PROBLEM TO SOLVE:
Find and copy each line of the records where the string "text" shows up.

________________

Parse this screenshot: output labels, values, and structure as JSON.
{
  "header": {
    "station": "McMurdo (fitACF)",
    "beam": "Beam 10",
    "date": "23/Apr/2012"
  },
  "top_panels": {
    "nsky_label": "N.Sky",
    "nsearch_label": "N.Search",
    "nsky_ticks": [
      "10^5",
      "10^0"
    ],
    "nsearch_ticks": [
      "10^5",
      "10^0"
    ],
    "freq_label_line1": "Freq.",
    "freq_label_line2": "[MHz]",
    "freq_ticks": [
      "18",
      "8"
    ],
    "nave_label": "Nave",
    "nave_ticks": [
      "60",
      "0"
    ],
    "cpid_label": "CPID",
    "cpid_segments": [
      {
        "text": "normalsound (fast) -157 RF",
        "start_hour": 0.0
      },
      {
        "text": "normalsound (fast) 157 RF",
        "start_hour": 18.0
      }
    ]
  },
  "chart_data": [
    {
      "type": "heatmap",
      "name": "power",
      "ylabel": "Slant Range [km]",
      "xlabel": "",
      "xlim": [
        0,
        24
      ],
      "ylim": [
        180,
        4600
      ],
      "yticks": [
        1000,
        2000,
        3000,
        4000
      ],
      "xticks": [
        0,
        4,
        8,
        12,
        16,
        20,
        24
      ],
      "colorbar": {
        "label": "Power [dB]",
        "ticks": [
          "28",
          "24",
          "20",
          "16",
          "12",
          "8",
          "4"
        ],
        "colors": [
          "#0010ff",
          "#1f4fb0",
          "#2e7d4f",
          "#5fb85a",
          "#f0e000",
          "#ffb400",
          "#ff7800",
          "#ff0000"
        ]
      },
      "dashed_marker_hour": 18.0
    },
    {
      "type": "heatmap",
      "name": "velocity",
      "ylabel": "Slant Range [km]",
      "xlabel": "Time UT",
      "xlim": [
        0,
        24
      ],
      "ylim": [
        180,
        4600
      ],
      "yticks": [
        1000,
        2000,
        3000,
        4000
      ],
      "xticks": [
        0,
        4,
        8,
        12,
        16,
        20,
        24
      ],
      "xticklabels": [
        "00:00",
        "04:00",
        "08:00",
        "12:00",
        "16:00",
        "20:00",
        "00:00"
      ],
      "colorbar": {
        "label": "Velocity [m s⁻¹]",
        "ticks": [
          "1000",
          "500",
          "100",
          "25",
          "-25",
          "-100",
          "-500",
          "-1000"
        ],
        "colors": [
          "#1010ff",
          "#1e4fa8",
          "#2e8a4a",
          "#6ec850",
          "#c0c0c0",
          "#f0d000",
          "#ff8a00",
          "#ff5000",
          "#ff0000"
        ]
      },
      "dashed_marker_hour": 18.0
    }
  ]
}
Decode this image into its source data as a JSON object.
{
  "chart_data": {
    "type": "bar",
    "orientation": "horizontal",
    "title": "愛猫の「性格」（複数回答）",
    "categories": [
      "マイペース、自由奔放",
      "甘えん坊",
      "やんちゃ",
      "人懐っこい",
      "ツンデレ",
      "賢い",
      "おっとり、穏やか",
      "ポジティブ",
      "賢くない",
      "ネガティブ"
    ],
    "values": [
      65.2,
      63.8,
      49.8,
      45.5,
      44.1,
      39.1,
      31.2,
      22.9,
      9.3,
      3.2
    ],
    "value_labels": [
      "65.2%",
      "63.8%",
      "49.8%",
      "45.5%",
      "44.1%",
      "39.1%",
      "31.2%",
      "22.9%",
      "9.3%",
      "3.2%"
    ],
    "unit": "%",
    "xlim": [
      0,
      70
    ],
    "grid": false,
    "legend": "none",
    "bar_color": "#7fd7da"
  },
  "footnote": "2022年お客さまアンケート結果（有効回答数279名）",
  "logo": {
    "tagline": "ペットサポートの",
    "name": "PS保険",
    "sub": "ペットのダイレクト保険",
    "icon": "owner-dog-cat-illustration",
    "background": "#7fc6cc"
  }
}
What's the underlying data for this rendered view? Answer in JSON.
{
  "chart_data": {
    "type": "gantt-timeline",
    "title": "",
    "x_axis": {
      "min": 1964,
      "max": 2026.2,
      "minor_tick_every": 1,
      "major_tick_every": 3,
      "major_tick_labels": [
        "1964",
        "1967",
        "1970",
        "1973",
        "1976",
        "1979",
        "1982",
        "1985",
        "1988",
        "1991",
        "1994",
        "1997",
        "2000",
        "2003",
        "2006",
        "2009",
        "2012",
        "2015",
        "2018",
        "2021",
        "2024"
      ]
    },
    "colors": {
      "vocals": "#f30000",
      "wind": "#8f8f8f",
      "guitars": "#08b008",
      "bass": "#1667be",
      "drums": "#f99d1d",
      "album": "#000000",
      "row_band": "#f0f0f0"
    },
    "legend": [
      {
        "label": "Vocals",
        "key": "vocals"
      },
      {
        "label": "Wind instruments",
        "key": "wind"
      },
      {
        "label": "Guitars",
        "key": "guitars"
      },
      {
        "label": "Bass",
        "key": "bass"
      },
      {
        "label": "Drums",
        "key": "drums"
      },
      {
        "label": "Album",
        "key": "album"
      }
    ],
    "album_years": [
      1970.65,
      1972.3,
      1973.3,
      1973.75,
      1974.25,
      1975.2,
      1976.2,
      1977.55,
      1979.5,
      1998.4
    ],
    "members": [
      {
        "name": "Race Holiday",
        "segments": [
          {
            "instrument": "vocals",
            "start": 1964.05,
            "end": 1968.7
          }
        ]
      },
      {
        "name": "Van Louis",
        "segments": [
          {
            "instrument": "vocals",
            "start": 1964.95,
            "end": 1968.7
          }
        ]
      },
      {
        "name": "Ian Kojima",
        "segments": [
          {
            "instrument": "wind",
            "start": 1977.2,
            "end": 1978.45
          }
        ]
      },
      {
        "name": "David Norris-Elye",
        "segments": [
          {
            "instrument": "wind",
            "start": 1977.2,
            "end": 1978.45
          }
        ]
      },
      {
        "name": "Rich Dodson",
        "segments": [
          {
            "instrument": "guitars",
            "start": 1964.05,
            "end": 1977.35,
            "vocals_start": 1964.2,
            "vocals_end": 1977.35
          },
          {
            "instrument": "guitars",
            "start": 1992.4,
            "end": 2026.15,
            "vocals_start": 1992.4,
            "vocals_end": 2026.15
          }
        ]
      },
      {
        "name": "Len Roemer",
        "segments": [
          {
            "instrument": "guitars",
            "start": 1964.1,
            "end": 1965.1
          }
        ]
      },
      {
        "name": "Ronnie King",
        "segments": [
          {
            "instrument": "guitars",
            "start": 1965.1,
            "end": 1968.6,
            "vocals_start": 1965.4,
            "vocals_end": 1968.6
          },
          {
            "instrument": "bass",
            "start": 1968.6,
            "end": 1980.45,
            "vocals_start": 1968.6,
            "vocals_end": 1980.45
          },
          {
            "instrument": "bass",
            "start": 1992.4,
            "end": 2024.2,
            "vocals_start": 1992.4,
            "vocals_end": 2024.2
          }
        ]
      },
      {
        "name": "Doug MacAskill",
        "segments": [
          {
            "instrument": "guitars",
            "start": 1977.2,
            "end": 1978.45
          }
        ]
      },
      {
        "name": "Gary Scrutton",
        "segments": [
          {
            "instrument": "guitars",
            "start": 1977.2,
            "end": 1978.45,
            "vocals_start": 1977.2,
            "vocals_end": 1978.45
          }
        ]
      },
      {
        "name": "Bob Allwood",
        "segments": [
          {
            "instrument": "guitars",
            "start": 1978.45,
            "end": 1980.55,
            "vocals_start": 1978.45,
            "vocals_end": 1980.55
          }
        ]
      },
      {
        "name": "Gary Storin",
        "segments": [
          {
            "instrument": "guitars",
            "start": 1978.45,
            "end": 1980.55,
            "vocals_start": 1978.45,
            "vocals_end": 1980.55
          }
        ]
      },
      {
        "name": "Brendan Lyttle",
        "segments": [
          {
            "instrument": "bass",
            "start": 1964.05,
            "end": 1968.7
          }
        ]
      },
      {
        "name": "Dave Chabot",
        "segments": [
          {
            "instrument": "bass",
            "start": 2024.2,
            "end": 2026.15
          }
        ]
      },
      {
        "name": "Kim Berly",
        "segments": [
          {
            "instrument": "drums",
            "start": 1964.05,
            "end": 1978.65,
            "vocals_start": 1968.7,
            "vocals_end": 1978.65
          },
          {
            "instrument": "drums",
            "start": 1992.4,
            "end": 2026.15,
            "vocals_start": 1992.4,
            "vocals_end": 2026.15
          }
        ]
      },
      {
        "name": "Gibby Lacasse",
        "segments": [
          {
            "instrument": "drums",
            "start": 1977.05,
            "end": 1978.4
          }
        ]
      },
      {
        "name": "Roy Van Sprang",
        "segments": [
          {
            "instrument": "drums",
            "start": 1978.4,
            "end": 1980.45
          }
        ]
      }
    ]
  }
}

________________

TASK RESULT:
        "text": "normalsound (fast) -157 RF",
        "text": "normalsound (fast) 157 RF",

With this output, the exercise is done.